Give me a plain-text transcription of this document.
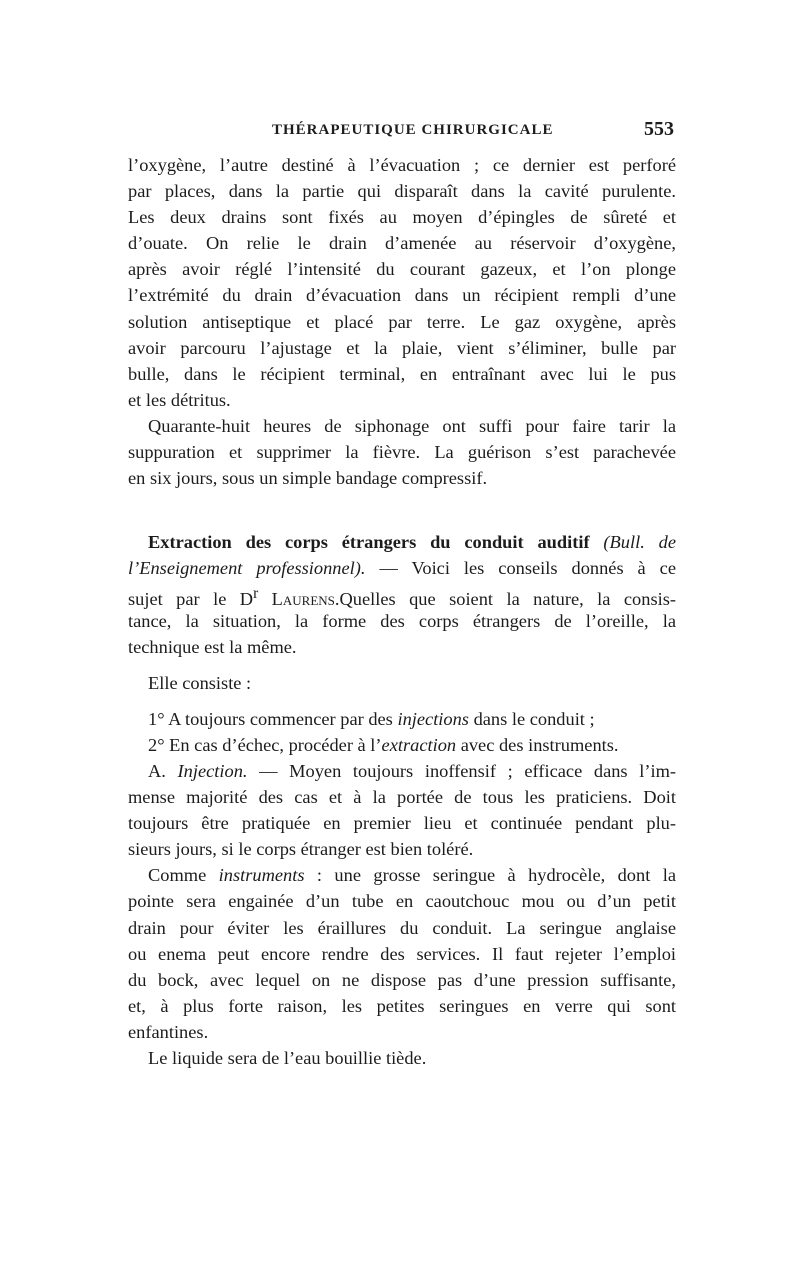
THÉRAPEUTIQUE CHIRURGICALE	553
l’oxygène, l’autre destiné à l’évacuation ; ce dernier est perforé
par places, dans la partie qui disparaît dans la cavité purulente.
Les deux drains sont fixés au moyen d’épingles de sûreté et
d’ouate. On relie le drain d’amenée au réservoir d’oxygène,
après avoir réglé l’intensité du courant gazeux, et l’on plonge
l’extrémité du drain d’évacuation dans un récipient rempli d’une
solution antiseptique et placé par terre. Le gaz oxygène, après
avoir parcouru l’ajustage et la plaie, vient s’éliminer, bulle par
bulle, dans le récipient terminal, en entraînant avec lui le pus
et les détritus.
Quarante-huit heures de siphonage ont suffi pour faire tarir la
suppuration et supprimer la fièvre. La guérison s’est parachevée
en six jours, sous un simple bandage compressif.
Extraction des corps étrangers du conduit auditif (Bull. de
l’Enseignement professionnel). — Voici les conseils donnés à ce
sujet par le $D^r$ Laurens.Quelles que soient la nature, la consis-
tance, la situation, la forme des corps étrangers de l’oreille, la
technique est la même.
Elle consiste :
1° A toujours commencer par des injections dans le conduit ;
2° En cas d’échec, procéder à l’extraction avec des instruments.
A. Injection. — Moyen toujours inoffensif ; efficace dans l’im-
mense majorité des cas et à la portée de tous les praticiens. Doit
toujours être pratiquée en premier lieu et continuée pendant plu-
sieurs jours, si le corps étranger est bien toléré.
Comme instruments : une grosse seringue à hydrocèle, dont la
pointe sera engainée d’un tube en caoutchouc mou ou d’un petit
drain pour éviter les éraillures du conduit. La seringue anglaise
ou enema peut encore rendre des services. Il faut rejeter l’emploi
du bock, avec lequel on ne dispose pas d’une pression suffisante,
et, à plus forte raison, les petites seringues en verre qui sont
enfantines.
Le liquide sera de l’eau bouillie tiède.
····················
# SET PROBLEM:
Search the lines above for the string "toujours" and copy each line that has it.

# WRITTEN REPLY:
1° A toujours commencer par des injections dans le conduit ;
A. Injection. — Moyen toujours inoffensif ; efficace dans l’im-
toujours être pratiquée en premier lieu et continuée pendant plu-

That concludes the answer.